● **Exercise brief**:
Reproduce the data below in full and exclude every picture.

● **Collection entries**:
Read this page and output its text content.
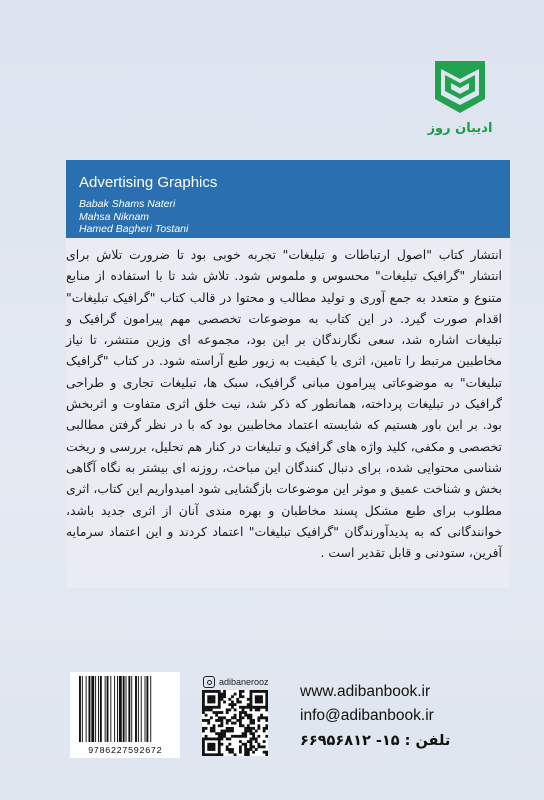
ادیبان روز
Advertising Graphics
Babak Shams Nateri
Mahsa Niknam
Hamed Bagheri Tostani
انتشار کتاب "اصول ارتباطات و تبلیغات" تجربه خوبی بود تا ضرورت تلاش برای انتشار "گرافیک تبلیغات" محسوس و ملموس شود. تلاش شد تا با استفاده از منابع متنوع و متعدد به جمع آوری و تولید مطالب و محتوا در قالب کتاب "گرافیک تبلیغات" اقدام صورت گیرد. در این کتاب به موضوعات تخصصی مهم پیرامون گرافیک و تبلیغات اشاره شد، سعی نگارندگان بر این بود، مجموعه ای وزین منتشر، تا نیاز مخاطبین مرتبط را تامین، اثری با کیفیت به زیور طبع آراسته شود. در کتاب "گرافیک تبلیغات" به موضوعاتی پیرامون مبانی گرافیک، سبک ها، تبلیغات تجاری و طراحی گرافیک در تبلیغات پرداخته، همانطور که ذکر شد، نیت خلق اثری متفاوت و اثربخش بود. بر این باور هستیم که شایسته اعتماد مخاطبین بود که با در نظر گرفتن مطالبی تخصصی و مکفی، کلید واژه های گرافیک و تبلیغات در کنار هم تحلیل، بررسی و ریخت شناسی محتوایی شده، برای دنبال کنندگان این مباحث، روزنه ای بیشتر به نگاه آگاهی بخش و شناخت عمیق و موثر این موضوعات بازگشایی شود امیدواریم این کتاب، اثری مطلوب برای طبع مشکل پسند مخاطبان و بهره مندی آنان از اثری جدید باشد، خوانندگانی که به پدیدآورندگان "گرافیک تبلیغات" اعتماد کردند و این اعتماد سرمایه آفرین، ستودنی و قابل تقدیر است .
9786227592672
adibanerooz
www.adibanbook.ir
info@adibanbook.ir
تلفن : ۱۵- ۶۶۹۵۶۸۱۲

● **Task answer**:
Read this page and output its text content.
ادیبان روز
Advertising Graphics
Babak Shams Nateri
Mahsa Niknam
Hamed Bagheri Tostani
انتشار کتاب "اصول ارتباطات و تبلیغات" تجربه خوبی بود تا ضرورت تلاش برای انتشار "گرافیک تبلیغات" محسوس و ملموس شود. تلاش شد تا با استفاده از منابع متنوع و متعدد به جمع آوری و تولید مطالب و محتوا در قالب کتاب "گرافیک تبلیغات" اقدام صورت گیرد. در این کتاب به موضوعات تخصصی مهم پیرامون گرافیک و تبلیغات اشاره شد، سعی نگارندگان بر این بود، مجموعه ای وزین منتشر، تا نیاز مخاطبین مرتبط را تامین، اثری با کیفیت به زیور طبع آراسته شود. در کتاب "گرافیک تبلیغات" به موضوعاتی پیرامون مبانی گرافیک، سبک ها، تبلیغات تجاری و طراحی گرافیک در تبلیغات پرداخته، همانطور که ذکر شد، نیت خلق اثری متفاوت و اثربخش بود. بر این باور هستیم که شایسته اعتماد مخاطبین بود که با در نظر گرفتن مطالبی تخصصی و مکفی، کلید واژه های گرافیک و تبلیغات در کنار هم تحلیل، بررسی و ریخت شناسی محتوایی شده، برای دنبال کنندگان این مباحث، روزنه ای بیشتر به نگاه آگاهی بخش و شناخت عمیق و موثر این موضوعات بازگشایی شود امیدواریم این کتاب، اثری مطلوب برای طبع مشکل پسند مخاطبان و بهره مندی آنان از اثری جدید باشد، خوانندگانی که به پدیدآورندگان "گرافیک تبلیغات" اعتماد کردند و این اعتماد سرمایه آفرین، ستودنی و قابل تقدیر است .
9786227592672
adibanerooz
www.adibanbook.ir
info@adibanbook.ir
تلفن : ۱۵- ۶۶۹۵۶۸۱۲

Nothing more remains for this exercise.